-- WHAT YOU SHOULD DO --
Tally up the lines below that include the word "enim". Answer with the number alone.

-- GIVEN RECORDS --
.....

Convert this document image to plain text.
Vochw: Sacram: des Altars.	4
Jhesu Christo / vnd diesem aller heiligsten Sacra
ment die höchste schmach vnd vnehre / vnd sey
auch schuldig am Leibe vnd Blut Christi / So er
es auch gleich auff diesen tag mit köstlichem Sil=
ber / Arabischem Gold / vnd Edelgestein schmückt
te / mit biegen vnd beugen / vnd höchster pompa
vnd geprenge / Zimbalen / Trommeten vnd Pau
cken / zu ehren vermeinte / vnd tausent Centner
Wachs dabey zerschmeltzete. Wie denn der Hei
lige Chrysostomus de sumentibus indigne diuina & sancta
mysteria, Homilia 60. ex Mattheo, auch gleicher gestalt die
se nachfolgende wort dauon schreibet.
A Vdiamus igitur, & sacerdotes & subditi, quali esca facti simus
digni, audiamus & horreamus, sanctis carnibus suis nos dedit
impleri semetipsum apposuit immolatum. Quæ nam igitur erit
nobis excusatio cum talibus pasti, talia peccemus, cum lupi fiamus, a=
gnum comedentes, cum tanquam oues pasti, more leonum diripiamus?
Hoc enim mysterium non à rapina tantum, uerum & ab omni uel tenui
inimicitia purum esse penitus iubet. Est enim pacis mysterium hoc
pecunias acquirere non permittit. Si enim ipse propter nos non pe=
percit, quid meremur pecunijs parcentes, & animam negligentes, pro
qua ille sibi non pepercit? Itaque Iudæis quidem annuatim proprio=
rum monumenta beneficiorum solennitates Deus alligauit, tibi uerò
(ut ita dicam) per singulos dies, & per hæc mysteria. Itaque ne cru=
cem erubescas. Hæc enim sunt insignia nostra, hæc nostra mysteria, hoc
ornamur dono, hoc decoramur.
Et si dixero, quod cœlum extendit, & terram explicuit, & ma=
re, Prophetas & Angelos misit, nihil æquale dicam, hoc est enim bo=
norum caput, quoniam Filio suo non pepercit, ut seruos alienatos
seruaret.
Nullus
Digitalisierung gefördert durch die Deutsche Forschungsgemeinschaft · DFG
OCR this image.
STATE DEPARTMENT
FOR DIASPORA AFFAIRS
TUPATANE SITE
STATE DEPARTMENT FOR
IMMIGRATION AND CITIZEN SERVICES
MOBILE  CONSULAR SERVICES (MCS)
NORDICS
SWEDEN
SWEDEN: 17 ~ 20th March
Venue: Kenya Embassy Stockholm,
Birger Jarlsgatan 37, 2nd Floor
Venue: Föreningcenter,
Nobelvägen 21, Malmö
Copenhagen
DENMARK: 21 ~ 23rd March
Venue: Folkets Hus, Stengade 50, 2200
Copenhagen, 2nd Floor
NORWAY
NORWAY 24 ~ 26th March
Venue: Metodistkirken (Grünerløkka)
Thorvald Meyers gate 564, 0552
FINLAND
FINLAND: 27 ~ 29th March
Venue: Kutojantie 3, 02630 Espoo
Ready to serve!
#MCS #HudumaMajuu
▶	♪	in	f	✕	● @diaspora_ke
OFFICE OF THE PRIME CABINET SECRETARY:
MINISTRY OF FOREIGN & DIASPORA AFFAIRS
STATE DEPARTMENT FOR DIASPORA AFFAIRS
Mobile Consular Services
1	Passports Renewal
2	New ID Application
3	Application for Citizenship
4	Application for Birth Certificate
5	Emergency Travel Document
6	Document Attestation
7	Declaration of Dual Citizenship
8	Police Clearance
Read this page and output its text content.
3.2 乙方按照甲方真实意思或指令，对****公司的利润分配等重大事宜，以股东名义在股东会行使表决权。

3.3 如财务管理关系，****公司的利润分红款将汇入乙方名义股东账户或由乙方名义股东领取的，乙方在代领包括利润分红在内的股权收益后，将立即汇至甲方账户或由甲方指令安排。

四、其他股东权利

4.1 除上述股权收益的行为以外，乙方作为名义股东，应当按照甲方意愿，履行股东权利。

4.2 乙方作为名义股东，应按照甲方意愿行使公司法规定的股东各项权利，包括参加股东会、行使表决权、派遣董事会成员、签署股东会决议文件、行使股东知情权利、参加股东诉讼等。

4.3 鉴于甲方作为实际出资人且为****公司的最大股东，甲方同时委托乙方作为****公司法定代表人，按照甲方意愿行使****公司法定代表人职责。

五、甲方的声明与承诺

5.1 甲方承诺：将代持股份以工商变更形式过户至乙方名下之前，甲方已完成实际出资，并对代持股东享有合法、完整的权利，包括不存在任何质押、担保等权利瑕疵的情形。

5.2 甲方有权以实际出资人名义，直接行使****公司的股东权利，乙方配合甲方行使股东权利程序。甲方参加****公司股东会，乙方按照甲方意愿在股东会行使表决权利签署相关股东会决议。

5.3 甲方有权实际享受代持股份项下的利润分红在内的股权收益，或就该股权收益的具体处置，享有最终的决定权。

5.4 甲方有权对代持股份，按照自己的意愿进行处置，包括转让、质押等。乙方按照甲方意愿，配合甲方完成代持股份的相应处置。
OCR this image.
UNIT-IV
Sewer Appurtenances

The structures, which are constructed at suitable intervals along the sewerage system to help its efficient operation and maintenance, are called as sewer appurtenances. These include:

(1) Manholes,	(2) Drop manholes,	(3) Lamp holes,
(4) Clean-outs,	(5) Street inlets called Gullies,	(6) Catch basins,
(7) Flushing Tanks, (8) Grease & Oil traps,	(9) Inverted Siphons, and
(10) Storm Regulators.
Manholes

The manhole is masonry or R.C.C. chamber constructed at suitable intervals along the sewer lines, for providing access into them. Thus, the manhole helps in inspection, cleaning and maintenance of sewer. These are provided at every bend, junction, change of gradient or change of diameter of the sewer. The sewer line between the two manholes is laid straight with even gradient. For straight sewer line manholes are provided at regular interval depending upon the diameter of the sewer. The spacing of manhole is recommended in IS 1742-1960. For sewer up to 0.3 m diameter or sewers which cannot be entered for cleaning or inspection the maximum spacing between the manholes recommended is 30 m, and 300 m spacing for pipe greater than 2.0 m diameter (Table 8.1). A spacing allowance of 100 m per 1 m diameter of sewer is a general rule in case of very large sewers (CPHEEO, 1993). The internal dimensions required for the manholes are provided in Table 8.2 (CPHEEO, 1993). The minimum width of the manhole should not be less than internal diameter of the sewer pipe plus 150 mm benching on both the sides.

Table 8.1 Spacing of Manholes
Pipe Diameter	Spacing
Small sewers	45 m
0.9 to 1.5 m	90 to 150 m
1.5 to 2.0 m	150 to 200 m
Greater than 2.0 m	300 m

.....

-- THE RESULT --
5